> _DATASET ROWS_

******

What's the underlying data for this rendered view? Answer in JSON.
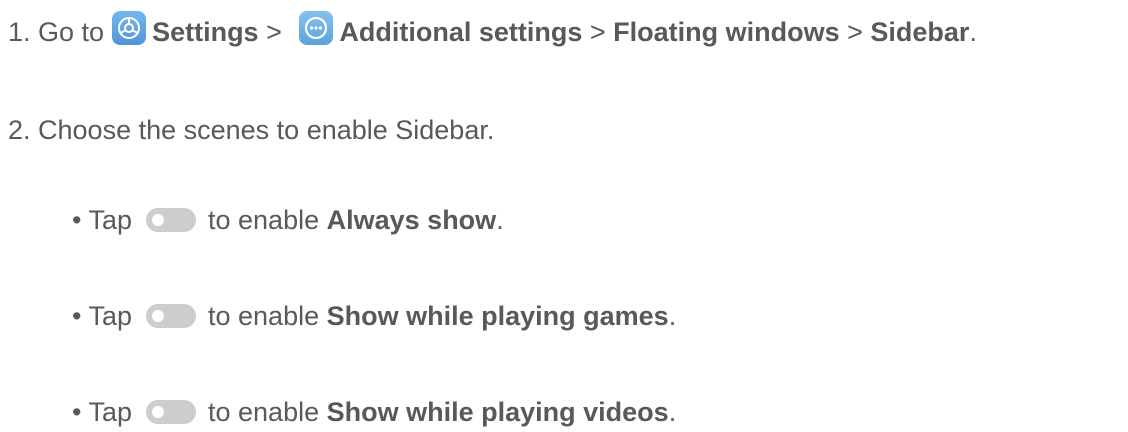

******

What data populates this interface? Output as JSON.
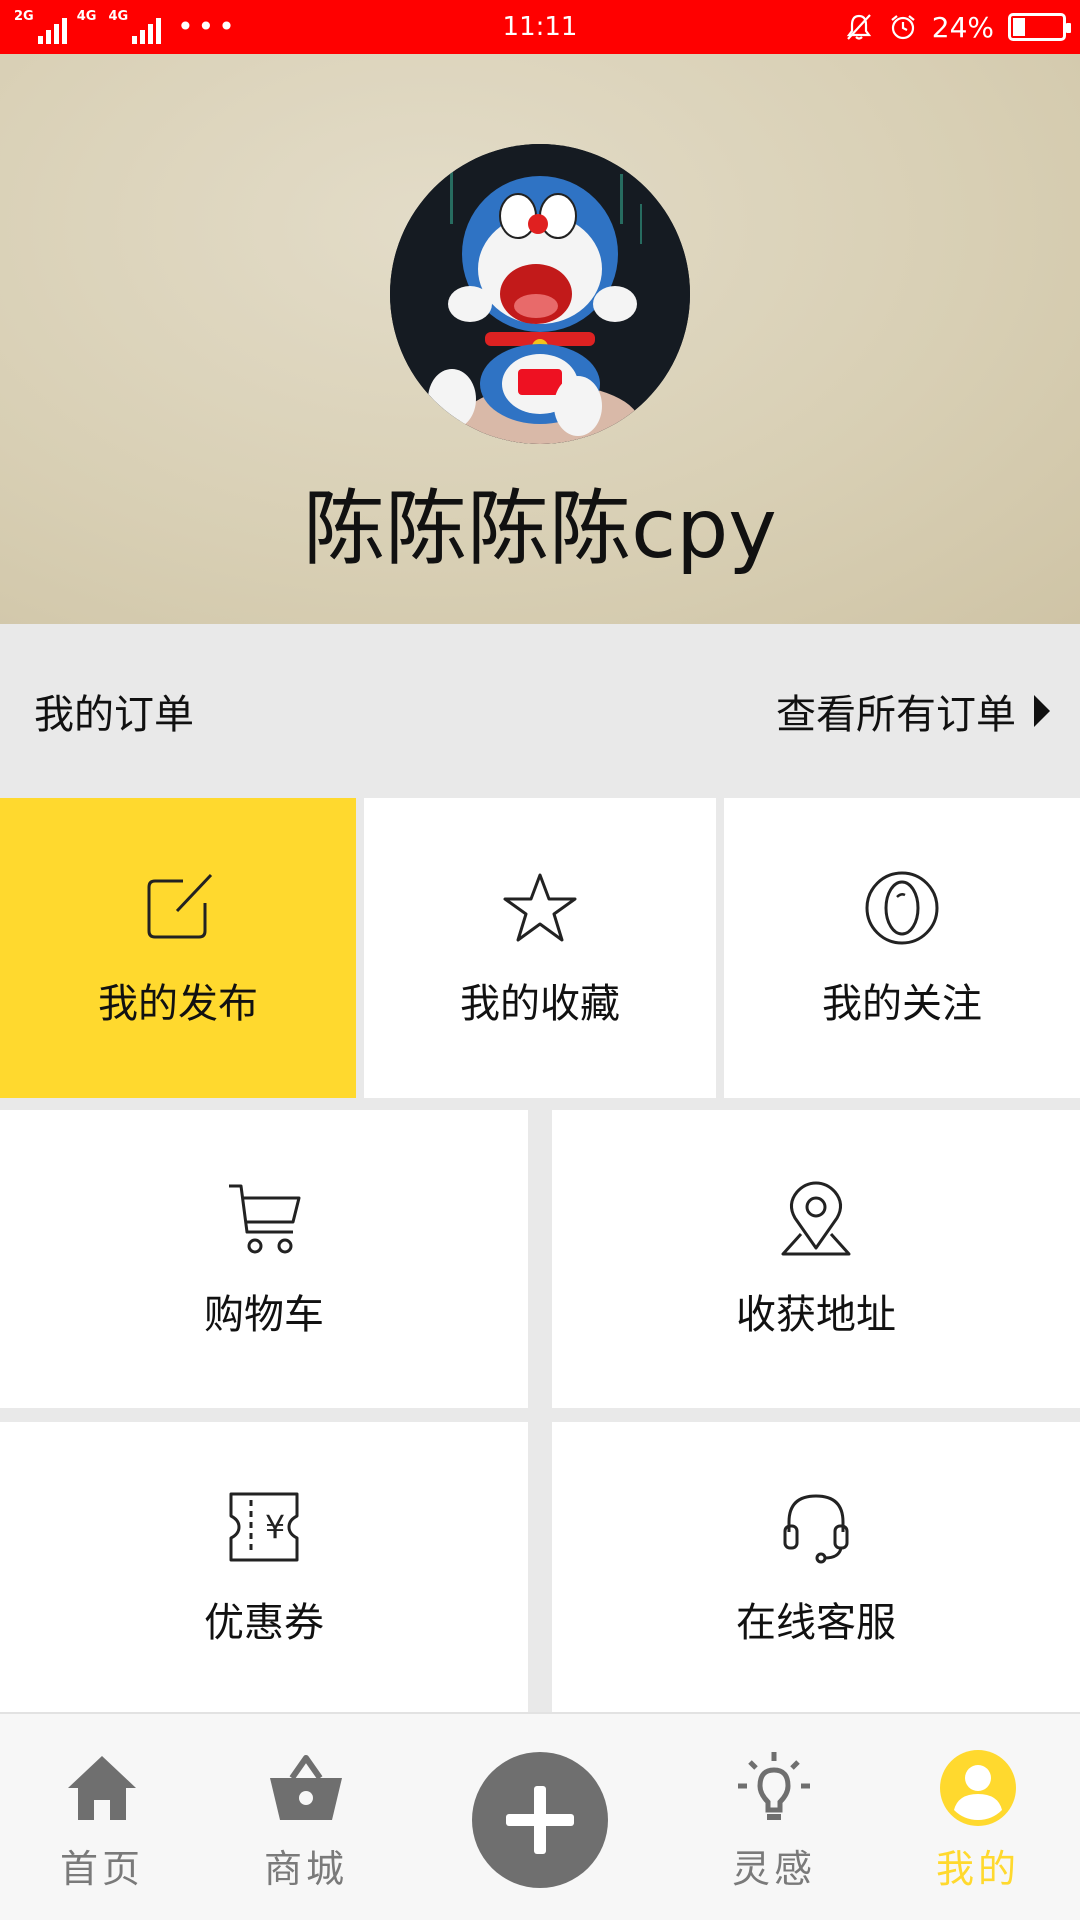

******

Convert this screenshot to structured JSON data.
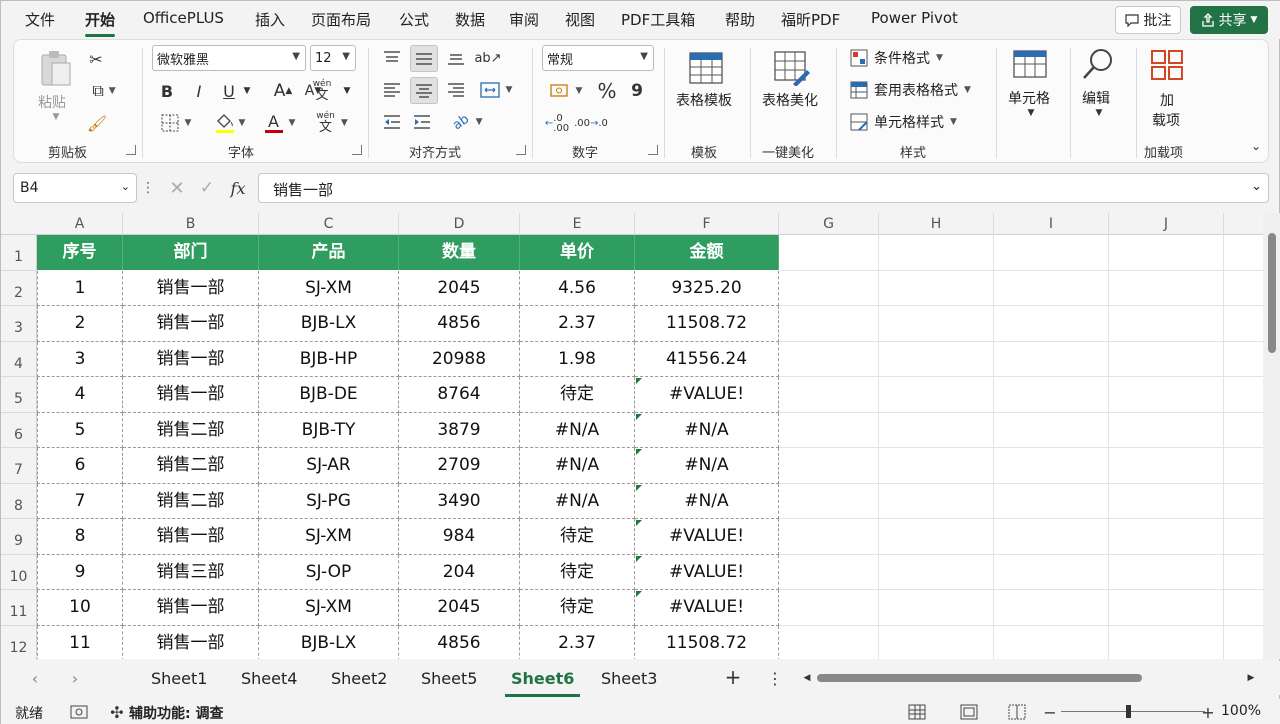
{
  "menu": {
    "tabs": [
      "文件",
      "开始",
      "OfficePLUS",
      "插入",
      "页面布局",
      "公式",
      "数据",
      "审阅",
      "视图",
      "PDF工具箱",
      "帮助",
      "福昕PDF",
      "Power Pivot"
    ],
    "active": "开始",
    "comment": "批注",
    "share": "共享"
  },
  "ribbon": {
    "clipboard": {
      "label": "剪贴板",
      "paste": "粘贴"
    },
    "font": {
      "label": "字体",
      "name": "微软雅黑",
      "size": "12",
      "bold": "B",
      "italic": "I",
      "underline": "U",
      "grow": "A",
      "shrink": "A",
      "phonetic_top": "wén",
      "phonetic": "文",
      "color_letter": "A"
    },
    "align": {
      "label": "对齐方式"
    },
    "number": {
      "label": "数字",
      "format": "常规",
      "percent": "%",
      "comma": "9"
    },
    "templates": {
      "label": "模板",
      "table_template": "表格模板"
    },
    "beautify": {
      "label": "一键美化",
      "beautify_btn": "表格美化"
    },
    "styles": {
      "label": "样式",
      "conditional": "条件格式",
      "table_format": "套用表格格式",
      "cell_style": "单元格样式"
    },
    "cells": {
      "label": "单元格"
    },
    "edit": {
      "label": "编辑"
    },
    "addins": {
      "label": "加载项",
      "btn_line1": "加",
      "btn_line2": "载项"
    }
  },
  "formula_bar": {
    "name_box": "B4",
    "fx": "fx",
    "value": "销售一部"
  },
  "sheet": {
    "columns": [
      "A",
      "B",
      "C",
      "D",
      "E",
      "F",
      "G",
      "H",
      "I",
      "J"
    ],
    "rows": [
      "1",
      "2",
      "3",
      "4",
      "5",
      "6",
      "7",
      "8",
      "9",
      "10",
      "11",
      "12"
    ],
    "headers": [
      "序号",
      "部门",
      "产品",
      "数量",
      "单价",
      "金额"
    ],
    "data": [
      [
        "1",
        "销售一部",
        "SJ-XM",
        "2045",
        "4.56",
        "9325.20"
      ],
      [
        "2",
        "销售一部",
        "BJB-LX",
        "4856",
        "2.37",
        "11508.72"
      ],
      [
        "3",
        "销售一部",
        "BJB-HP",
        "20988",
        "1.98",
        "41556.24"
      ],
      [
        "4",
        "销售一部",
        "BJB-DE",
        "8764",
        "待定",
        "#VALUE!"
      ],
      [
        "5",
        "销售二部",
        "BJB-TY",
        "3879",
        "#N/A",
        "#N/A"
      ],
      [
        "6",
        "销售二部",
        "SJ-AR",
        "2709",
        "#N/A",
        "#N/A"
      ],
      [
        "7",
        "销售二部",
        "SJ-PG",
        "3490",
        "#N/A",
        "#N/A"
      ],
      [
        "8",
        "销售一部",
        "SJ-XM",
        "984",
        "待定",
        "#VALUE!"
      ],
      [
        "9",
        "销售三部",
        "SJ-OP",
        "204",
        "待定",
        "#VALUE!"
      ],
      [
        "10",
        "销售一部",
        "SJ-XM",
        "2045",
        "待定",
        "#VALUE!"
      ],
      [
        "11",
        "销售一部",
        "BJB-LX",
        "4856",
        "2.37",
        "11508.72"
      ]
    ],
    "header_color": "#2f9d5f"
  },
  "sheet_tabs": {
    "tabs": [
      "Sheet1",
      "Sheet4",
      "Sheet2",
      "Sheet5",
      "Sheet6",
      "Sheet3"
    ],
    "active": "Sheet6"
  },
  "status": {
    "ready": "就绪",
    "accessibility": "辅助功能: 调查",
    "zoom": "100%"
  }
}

******

> _WORK TO BE COMPLETED_
Copy out each line of the data where the string "What" appears.

> _TASK SOLUTION_
What's the underlying data for this rendered view? Answer in JSON.
What data populates this interface? Output as JSON.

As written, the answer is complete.